Determine how many lines in these records hold "City". Only the number is wanted.

═══ DATA FOR THIS EXERCISE

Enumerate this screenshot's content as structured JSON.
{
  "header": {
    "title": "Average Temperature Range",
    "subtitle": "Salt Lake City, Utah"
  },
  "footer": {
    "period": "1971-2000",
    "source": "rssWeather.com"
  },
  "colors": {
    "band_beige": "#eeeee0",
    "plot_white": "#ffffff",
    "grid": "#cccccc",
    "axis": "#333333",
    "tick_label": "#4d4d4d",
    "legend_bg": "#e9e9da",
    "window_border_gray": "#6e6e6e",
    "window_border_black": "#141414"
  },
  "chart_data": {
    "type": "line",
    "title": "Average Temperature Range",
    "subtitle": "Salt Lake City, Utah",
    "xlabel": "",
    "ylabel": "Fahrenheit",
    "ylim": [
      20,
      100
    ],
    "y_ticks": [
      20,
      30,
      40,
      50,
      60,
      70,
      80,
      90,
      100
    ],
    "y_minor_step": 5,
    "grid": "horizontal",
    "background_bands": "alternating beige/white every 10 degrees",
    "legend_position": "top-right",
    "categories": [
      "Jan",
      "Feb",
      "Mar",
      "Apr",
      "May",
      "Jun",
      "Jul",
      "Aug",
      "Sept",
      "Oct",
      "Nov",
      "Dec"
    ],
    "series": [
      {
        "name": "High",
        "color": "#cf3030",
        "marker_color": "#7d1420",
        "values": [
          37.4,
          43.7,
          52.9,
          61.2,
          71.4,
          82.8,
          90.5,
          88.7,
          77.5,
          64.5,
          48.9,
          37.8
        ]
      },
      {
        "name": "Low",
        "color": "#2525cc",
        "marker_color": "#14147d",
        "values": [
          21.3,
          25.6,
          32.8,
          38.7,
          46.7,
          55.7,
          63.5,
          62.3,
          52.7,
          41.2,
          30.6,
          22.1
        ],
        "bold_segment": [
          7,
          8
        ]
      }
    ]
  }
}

══════

### COMPLETE RESPONSE
2